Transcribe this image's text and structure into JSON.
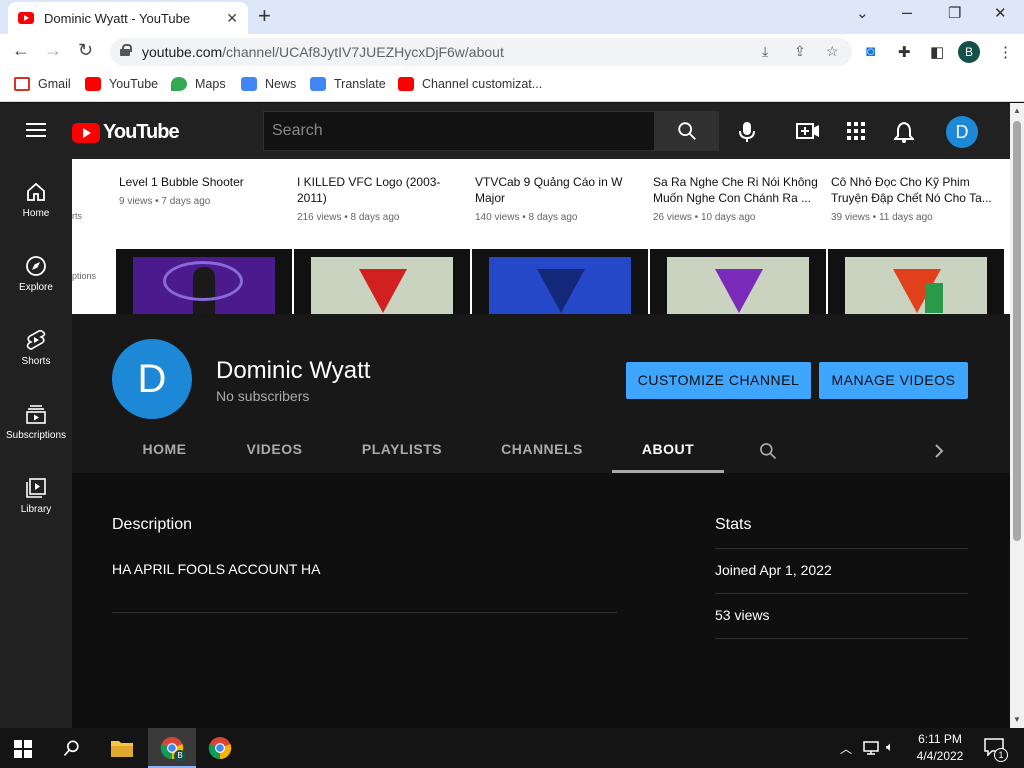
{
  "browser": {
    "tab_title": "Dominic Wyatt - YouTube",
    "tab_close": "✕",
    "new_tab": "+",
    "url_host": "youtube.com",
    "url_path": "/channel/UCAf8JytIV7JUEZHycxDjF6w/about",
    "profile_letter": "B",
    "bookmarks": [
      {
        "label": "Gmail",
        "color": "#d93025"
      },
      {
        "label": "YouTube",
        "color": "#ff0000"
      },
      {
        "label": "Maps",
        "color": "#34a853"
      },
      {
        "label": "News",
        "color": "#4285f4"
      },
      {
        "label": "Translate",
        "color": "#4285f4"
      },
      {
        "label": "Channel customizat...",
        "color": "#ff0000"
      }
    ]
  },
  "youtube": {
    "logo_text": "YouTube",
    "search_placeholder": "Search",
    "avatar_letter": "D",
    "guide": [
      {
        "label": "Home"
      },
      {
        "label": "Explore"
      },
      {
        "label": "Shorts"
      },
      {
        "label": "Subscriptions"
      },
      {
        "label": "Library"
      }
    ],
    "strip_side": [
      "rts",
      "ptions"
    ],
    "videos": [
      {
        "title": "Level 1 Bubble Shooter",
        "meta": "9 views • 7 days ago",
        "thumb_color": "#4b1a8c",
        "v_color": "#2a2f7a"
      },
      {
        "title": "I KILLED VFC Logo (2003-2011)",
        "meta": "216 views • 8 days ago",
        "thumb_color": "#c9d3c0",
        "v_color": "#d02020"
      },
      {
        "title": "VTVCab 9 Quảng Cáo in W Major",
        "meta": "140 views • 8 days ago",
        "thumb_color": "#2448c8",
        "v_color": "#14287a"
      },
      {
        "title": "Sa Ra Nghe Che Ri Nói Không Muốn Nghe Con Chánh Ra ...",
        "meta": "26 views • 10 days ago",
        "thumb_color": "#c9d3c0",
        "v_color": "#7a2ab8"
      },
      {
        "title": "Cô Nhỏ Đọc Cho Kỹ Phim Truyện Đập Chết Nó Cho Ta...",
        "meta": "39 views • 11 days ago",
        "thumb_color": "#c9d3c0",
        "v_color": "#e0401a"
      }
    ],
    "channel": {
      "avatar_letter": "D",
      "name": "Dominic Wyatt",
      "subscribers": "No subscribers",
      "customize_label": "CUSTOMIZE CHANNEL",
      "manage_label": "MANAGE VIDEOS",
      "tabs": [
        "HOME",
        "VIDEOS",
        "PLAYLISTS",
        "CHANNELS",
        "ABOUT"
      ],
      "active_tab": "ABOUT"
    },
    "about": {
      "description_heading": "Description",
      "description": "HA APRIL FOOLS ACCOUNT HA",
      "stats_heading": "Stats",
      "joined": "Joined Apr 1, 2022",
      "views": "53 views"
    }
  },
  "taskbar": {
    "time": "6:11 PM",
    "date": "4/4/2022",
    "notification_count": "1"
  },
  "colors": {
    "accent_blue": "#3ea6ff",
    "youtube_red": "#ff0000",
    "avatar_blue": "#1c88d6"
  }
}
• • • •
▶ _Problem to work on_: Copy the material shown above in full and exactly. Skip the pictures.

▶ _Solution to this problem_:
Transcribe this image's text and structure into JSON.
{
  "browser": {
    "tab_title": "Dominic Wyatt - YouTube",
    "tab_close": "✕",
    "new_tab": "+",
    "url_host": "youtube.com",
    "url_path": "/channel/UCAf8JytIV7JUEZHycxDjF6w/about",
    "profile_letter": "B",
    "bookmarks": [
      {
        "label": "Gmail",
        "color": "#d93025"
      },
      {
        "label": "YouTube",
        "color": "#ff0000"
      },
      {
        "label": "Maps",
        "color": "#34a853"
      },
      {
        "label": "News",
        "color": "#4285f4"
      },
      {
        "label": "Translate",
        "color": "#4285f4"
      },
      {
        "label": "Channel customizat...",
        "color": "#ff0000"
      }
    ]
  },
  "youtube": {
    "logo_text": "YouTube",
    "search_placeholder": "Search",
    "avatar_letter": "D",
    "guide": [
      {
        "label": "Home"
      },
      {
        "label": "Explore"
      },
      {
        "label": "Shorts"
      },
      {
        "label": "Subscriptions"
      },
      {
        "label": "Library"
      }
    ],
    "strip_side": [
      "rts",
      "ptions"
    ],
    "videos": [
      {
        "title": "Level 1 Bubble Shooter",
        "meta": "9 views • 7 days ago",
        "thumb_color": "#4b1a8c",
        "v_color": "#2a2f7a"
      },
      {
        "title": "I KILLED VFC Logo (2003-2011)",
        "meta": "216 views • 8 days ago",
        "thumb_color": "#c9d3c0",
        "v_color": "#d02020"
      },
      {
        "title": "VTVCab 9 Quảng Cáo in W Major",
        "meta": "140 views • 8 days ago",
        "thumb_color": "#2448c8",
        "v_color": "#14287a"
      },
      {
        "title": "Sa Ra Nghe Che Ri Nói Không Muốn Nghe Con Chánh Ra ...",
        "meta": "26 views • 10 days ago",
        "thumb_color": "#c9d3c0",
        "v_color": "#7a2ab8"
      },
      {
        "title": "Cô Nhỏ Đọc Cho Kỹ Phim Truyện Đập Chết Nó Cho Ta...",
        "meta": "39 views • 11 days ago",
        "thumb_color": "#c9d3c0",
        "v_color": "#e0401a"
      }
    ],
    "channel": {
      "avatar_letter": "D",
      "name": "Dominic Wyatt",
      "subscribers": "No subscribers",
      "customize_label": "CUSTOMIZE CHANNEL",
      "manage_label": "MANAGE VIDEOS",
      "tabs": [
        "HOME",
        "VIDEOS",
        "PLAYLISTS",
        "CHANNELS",
        "ABOUT"
      ],
      "active_tab": "ABOUT"
    },
    "about": {
      "description_heading": "Description",
      "description": "HA APRIL FOOLS ACCOUNT HA",
      "stats_heading": "Stats",
      "joined": "Joined Apr 1, 2022",
      "views": "53 views"
    }
  },
  "taskbar": {
    "time": "6:11 PM",
    "date": "4/4/2022",
    "notification_count": "1"
  },
  "colors": {
    "accent_blue": "#3ea6ff",
    "youtube_red": "#ff0000",
    "avatar_blue": "#1c88d6"
  }
}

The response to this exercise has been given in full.